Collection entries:
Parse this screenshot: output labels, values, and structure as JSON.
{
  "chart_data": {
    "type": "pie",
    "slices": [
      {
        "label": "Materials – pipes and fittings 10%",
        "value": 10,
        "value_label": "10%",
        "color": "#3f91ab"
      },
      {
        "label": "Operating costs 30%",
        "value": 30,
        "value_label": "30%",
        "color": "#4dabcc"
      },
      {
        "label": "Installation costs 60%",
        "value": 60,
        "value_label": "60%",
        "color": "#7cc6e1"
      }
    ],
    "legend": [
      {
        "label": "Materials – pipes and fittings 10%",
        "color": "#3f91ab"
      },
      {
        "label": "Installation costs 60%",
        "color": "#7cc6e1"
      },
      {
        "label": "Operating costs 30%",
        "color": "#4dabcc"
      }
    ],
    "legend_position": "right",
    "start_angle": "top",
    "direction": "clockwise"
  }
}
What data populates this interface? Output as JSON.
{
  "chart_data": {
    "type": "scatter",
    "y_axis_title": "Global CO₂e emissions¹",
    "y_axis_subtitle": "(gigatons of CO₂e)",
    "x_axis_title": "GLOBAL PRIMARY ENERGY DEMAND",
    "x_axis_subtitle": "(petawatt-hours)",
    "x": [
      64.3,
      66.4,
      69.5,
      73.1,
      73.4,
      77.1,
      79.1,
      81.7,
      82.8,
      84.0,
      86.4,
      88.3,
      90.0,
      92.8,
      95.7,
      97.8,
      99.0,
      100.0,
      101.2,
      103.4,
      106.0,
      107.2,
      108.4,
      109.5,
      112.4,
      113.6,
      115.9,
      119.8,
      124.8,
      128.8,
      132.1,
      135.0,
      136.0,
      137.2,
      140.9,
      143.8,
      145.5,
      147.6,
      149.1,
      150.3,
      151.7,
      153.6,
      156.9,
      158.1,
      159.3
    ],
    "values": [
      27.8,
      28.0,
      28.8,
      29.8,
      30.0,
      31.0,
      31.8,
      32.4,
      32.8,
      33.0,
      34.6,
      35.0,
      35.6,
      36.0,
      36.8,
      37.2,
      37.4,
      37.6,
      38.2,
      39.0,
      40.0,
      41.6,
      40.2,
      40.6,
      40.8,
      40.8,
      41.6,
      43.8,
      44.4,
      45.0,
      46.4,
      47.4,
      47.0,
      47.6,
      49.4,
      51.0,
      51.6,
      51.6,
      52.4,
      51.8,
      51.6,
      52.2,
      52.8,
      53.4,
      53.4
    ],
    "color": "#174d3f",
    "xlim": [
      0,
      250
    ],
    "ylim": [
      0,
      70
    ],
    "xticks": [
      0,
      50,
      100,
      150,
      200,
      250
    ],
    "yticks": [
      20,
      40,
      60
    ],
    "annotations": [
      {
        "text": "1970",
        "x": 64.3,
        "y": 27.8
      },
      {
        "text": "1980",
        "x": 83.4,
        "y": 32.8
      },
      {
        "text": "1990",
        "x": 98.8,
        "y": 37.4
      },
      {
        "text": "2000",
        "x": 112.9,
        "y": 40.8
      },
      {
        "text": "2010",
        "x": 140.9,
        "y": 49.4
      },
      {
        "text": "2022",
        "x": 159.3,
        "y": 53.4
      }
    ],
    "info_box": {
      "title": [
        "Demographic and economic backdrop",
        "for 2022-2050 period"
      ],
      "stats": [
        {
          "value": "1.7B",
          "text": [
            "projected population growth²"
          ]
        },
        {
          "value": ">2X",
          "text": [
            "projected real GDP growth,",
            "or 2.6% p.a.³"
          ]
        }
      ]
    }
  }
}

WHAT IS NEEDED: Print every entry exactly as written.

THE OUTPUT:
Parse this screenshot: output labels, values, and structure as JSON.
{
  "chart_data": {
    "type": "pie",
    "slices": [
      {
        "label": "Materials – pipes and fittings 10%",
        "value": 10,
        "value_label": "10%",
        "color": "#3f91ab"
      },
      {
        "label": "Operating costs 30%",
        "value": 30,
        "value_label": "30%",
        "color": "#4dabcc"
      },
      {
        "label": "Installation costs 60%",
        "value": 60,
        "value_label": "60%",
        "color": "#7cc6e1"
      }
    ],
    "legend": [
      {
        "label": "Materials – pipes and fittings 10%",
        "color": "#3f91ab"
      },
      {
        "label": "Installation costs 60%",
        "color": "#7cc6e1"
      },
      {
        "label": "Operating costs 30%",
        "color": "#4dabcc"
      }
    ],
    "legend_position": "right",
    "start_angle": "top",
    "direction": "clockwise"
  }
}
What data populates this interface? Output as JSON.
{
  "chart_data": {
    "type": "scatter",
    "y_axis_title": "Global CO₂e emissions¹",
    "y_axis_subtitle": "(gigatons of CO₂e)",
    "x_axis_title": "GLOBAL PRIMARY ENERGY DEMAND",
    "x_axis_subtitle": "(petawatt-hours)",
    "x": [
      64.3,
      66.4,
      69.5,
      73.1,
      73.4,
      77.1,
      79.1,
      81.7,
      82.8,
      84.0,
      86.4,
      88.3,
      90.0,
      92.8,
      95.7,
      97.8,
      99.0,
      100.0,
      101.2,
      103.4,
      106.0,
      107.2,
      108.4,
      109.5,
      112.4,
      113.6,
      115.9,
      119.8,
      124.8,
      128.8,
      132.1,
      135.0,
      136.0,
      137.2,
      140.9,
      143.8,
      145.5,
      147.6,
      149.1,
      150.3,
      151.7,
      153.6,
      156.9,
      158.1,
      159.3
    ],
    "values": [
      27.8,
      28.0,
      28.8,
      29.8,
      30.0,
      31.0,
      31.8,
      32.4,
      32.8,
      33.0,
      34.6,
      35.0,
      35.6,
      36.0,
      36.8,
      37.2,
      37.4,
      37.6,
      38.2,
      39.0,
      40.0,
      41.6,
      40.2,
      40.6,
      40.8,
      40.8,
      41.6,
      43.8,
      44.4,
      45.0,
      46.4,
      47.4,
      47.0,
      47.6,
      49.4,
      51.0,
      51.6,
      51.6,
      52.4,
      51.8,
      51.6,
      52.2,
      52.8,
      53.4,
      53.4
    ],
    "color": "#174d3f",
    "xlim": [
      0,
      250
    ],
    "ylim": [
      0,
      70
    ],
    "xticks": [
      0,
      50,
      100,
      150,
      200,
      250
    ],
    "yticks": [
      20,
      40,
      60
    ],
    "annotations": [
      {
        "text": "1970",
        "x": 64.3,
        "y": 27.8
      },
      {
        "text": "1980",
        "x": 83.4,
        "y": 32.8
      },
      {
        "text": "1990",
        "x": 98.8,
        "y": 37.4
      },
      {
        "text": "2000",
        "x": 112.9,
        "y": 40.8
      },
      {
        "text": "2010",
        "x": 140.9,
        "y": 49.4
      },
      {
        "text": "2022",
        "x": 159.3,
        "y": 53.4
      }
    ],
    "info_box": {
      "title": [
        "Demographic and economic backdrop",
        "for 2022-2050 period"
      ],
      "stats": [
        {
          "value": "1.7B",
          "text": [
            "projected population growth²"
          ]
        },
        {
          "value": ">2X",
          "text": [
            "projected real GDP growth,",
            "or 2.6% p.a.³"
          ]
        }
      ]
    }
  }
}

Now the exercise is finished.